### YOUR TASK
Below are some records; repeat them all exactly, minus the pictures.

### DATA ROWS

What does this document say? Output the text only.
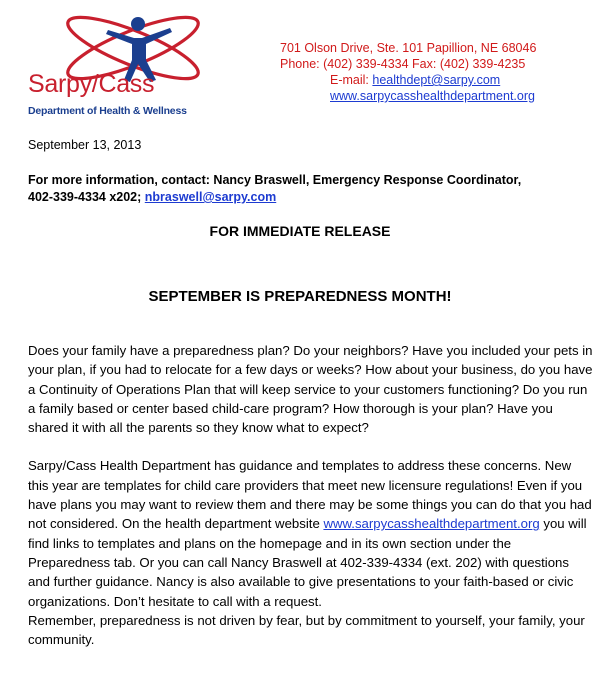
Sarpy/Cass
Department of Health & Wellness
701 Olson Drive, Ste. 101 Papillion, NE 68046
Phone: (402) 339-4334 Fax: (402) 339-4235
E-mail: healthdept@sarpy.com
www.sarpycasshealthdepartment.org
September 13, 2013
For more information, contact: Nancy Braswell, Emergency Response Coordinator, 402-339-4334 x202; nbraswell@sarpy.com
FOR IMMEDIATE RELEASE
SEPTEMBER IS PREPAREDNESS MONTH!

Does your family have a preparedness plan? Do your neighbors? Have you included your pets in your plan, if you had to relocate for a few days or weeks? How about your business, do you have a Continuity of Operations Plan that will keep service to your customers functioning? Do you run a family based or center based child-care program? How thorough is your plan? Have you shared it with all the parents so they know what to expect?

Sarpy/Cass Health Department has guidance and templates to address these concerns. New this year are templates for child care providers that meet new licensure regulations! Even if you have plans you may want to review them and there may be some things you can do that you had not considered. On the health department website www.sarpycasshealthdepartment.org you will find links to templates and plans on the homepage and in its own section under the Preparedness tab. Or you can call Nancy Braswell at 402-339-4334 (ext. 202) with questions and further guidance. Nancy is also available to give presentations to your faith-based or civic organizations. Don’t hesitate to call with a request.

Remember, preparedness is not driven by fear, but by commitment to yourself, your family, your community.
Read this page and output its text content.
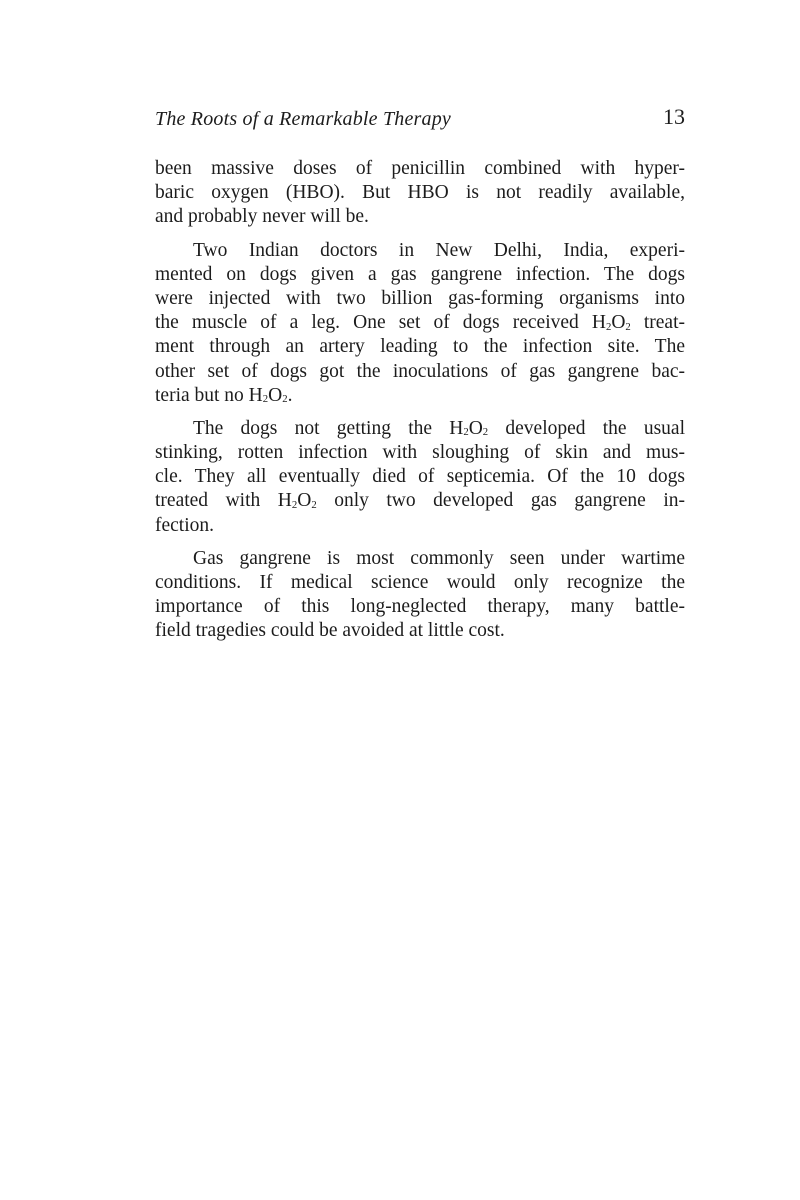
The Roots of a Remarkable Therapy	13
been massive doses of penicillin combined with hyper-
baric oxygen (HBO). But HBO is not readily available,
and probably never will be.
Two Indian doctors in New Delhi, India, experi-
mented on dogs given a gas gangrene infection. The dogs
were injected with two billion gas-forming organisms into
the muscle of a leg. One set of dogs received $H_2O_2$ treat-
ment through an artery leading to the infection site. The
other set of dogs got the inoculations of gas gangrene bac-
teria but no $H_2O_2$.
The dogs not getting the $H_2O_2$ developed the usual
stinking, rotten infection with sloughing of skin and mus-
cle. They all eventually died of septicemia. Of the 10 dogs
treated with $H_2O_2$ only two developed gas gangrene in-
fection.
Gas gangrene is most commonly seen under wartime
conditions. If medical science would only recognize the
importance of this long-neglected therapy, many battle-
field tragedies could be avoided at little cost.
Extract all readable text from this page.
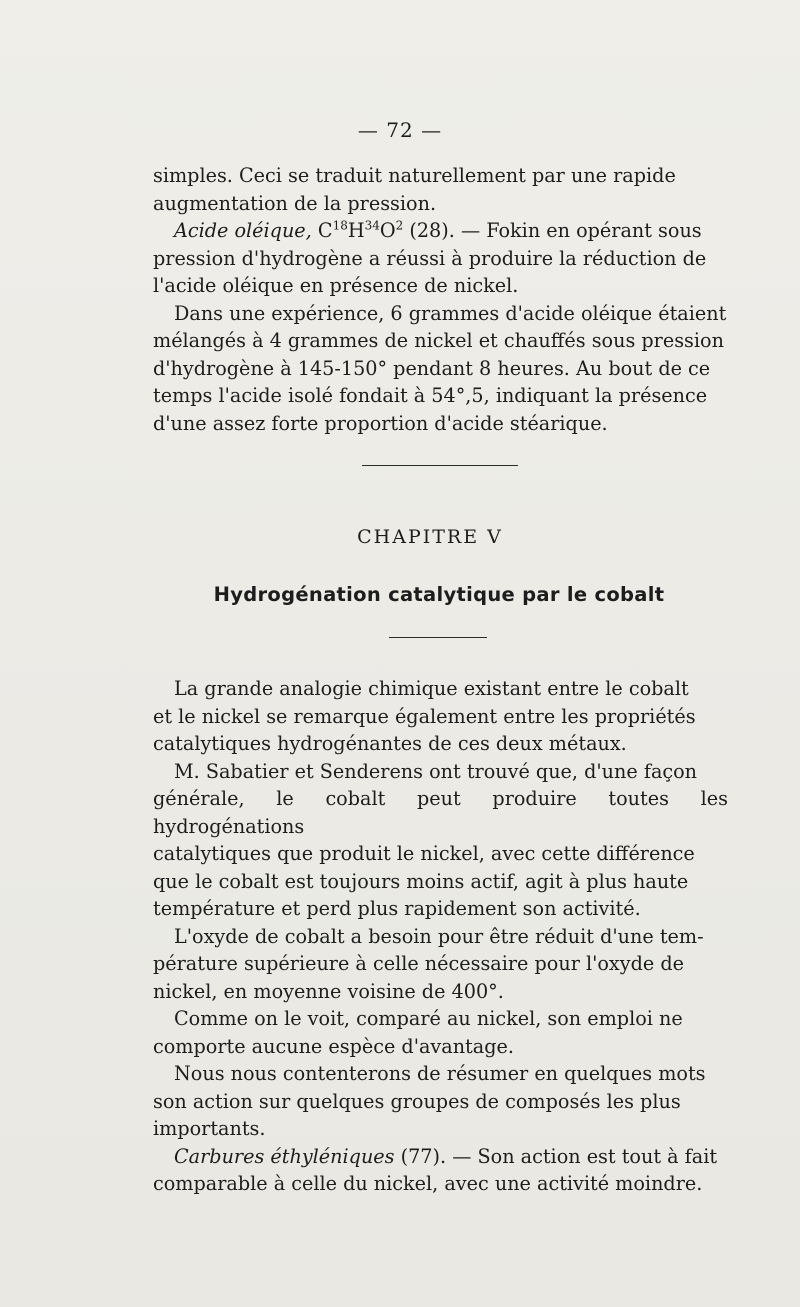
— 72 —

simples. Ceci se traduit naturellement par une rapide
augmentation de la pression.

Acide oléique, $C^{18}H^{34}O^2$ (28). — Fokin en opérant sous
pression d'hydrogène a réussi à produire la réduction de
l'acide oléique en présence de nickel.

Dans une expérience, 6 grammes d'acide oléique étaient
mélangés à 4 grammes de nickel et chauffés sous pression
d'hydrogène à 145-150° pendant 8 heures. Au bout de ce
temps l'acide isolé fondait à 54°,5, indiquant la présence
d'une assez forte proportion d'acide stéarique.

CHAPITRE V
Hydrogénation catalytique par le cobalt

La grande analogie chimique existant entre le cobalt
et le nickel se remarque également entre les propriétés
catalytiques hydrogénantes de ces deux métaux.

M. Sabatier et Senderens ont trouvé que, d'une façon
générale, le cobalt peut produire toutes les hydrogénations
catalytiques que produit le nickel, avec cette différence
que le cobalt est toujours moins actif, agit à plus haute
température et perd plus rapidement son activité.

L'oxyde de cobalt a besoin pour être réduit d'une tem-
pérature supérieure à celle nécessaire pour l'oxyde de
nickel, en moyenne voisine de 400°.

Comme on le voit, comparé au nickel, son emploi ne
comporte aucune espèce d'avantage.

Nous nous contenterons de résumer en quelques mots
son action sur quelques groupes de composés les plus
importants.

Carbures éthyléniques (77). — Son action est tout à fait
comparable à celle du nickel, avec une activité moindre.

### WRITTEN REPLY
What does this document say? Output the text only.
Sarpy/Cass
Department of Health & Wellness
701 Olson Drive, Ste. 101 Papillion, NE 68046
Phone: (402) 339-4334 Fax: (402) 339-4235
E-mail: healthdept@sarpy.com
www.sarpycasshealthdepartment.org
September 13, 2013
For more information, contact: Nancy Braswell, Emergency Response Coordinator, 402-339-4334 x202; nbraswell@sarpy.com
FOR IMMEDIATE RELEASE
SEPTEMBER IS PREPAREDNESS MONTH!

Does your family have a preparedness plan? Do your neighbors? Have you included your pets in your plan, if you had to relocate for a few days or weeks? How about your business, do you have a Continuity of Operations Plan that will keep service to your customers functioning? Do you run a family based or center based child-care program? How thorough is your plan? Have you shared it with all the parents so they know what to expect?

Sarpy/Cass Health Department has guidance and templates to address these concerns. New this year are templates for child care providers that meet new licensure regulations! Even if you have plans you may want to review them and there may be some things you can do that you had not considered. On the health department website www.sarpycasshealthdepartment.org you will find links to templates and plans on the homepage and in its own section under the Preparedness tab. Or you can call Nancy Braswell at 402-339-4334 (ext. 202) with questions and further guidance. Nancy is also available to give presentations to your faith-based or civic organizations. Don’t hesitate to call with a request.

Remember, preparedness is not driven by fear, but by commitment to yourself, your family, your community.
Read this page and output its text content.
The Roots of a Remarkable Therapy	13
been massive doses of penicillin combined with hyper-
baric oxygen (HBO). But HBO is not readily available,
and probably never will be.
Two Indian doctors in New Delhi, India, experi-
mented on dogs given a gas gangrene infection. The dogs
were injected with two billion gas-forming organisms into
the muscle of a leg. One set of dogs received $H_2O_2$ treat-
ment through an artery leading to the infection site. The
other set of dogs got the inoculations of gas gangrene bac-
teria but no $H_2O_2$.
The dogs not getting the $H_2O_2$ developed the usual
stinking, rotten infection with sloughing of skin and mus-
cle. They all eventually died of septicemia. Of the 10 dogs
treated with $H_2O_2$ only two developed gas gangrene in-
fection.
Gas gangrene is most commonly seen under wartime
conditions. If medical science would only recognize the
importance of this long-neglected therapy, many battle-
field tragedies could be avoided at little cost.
Extract all readable text from this page.
— 72 —

simples. Ceci se traduit naturellement par une rapide
augmentation de la pression.

Acide oléique, $C^{18}H^{34}O^2$ (28). — Fokin en opérant sous
pression d'hydrogène a réussi à produire la réduction de
l'acide oléique en présence de nickel.

Dans une expérience, 6 grammes d'acide oléique étaient
mélangés à 4 grammes de nickel et chauffés sous pression
d'hydrogène à 145-150° pendant 8 heures. Au bout de ce
temps l'acide isolé fondait à 54°,5, indiquant la présence
d'une assez forte proportion d'acide stéarique.

CHAPITRE V
Hydrogénation catalytique par le cobalt

La grande analogie chimique existant entre le cobalt
et le nickel se remarque également entre les propriétés
catalytiques hydrogénantes de ces deux métaux.

M. Sabatier et Senderens ont trouvé que, d'une façon
générale, le cobalt peut produire toutes les hydrogénations
catalytiques que produit le nickel, avec cette différence
que le cobalt est toujours moins actif, agit à plus haute
température et perd plus rapidement son activité.

L'oxyde de cobalt a besoin pour être réduit d'une tem-
pérature supérieure à celle nécessaire pour l'oxyde de
nickel, en moyenne voisine de 400°.

Comme on le voit, comparé au nickel, son emploi ne
comporte aucune espèce d'avantage.

Nous nous contenterons de résumer en quelques mots
son action sur quelques groupes de composés les plus
importants.

Carbures éthyléniques (77). — Son action est tout à fait
comparable à celle du nickel, avec une activité moindre.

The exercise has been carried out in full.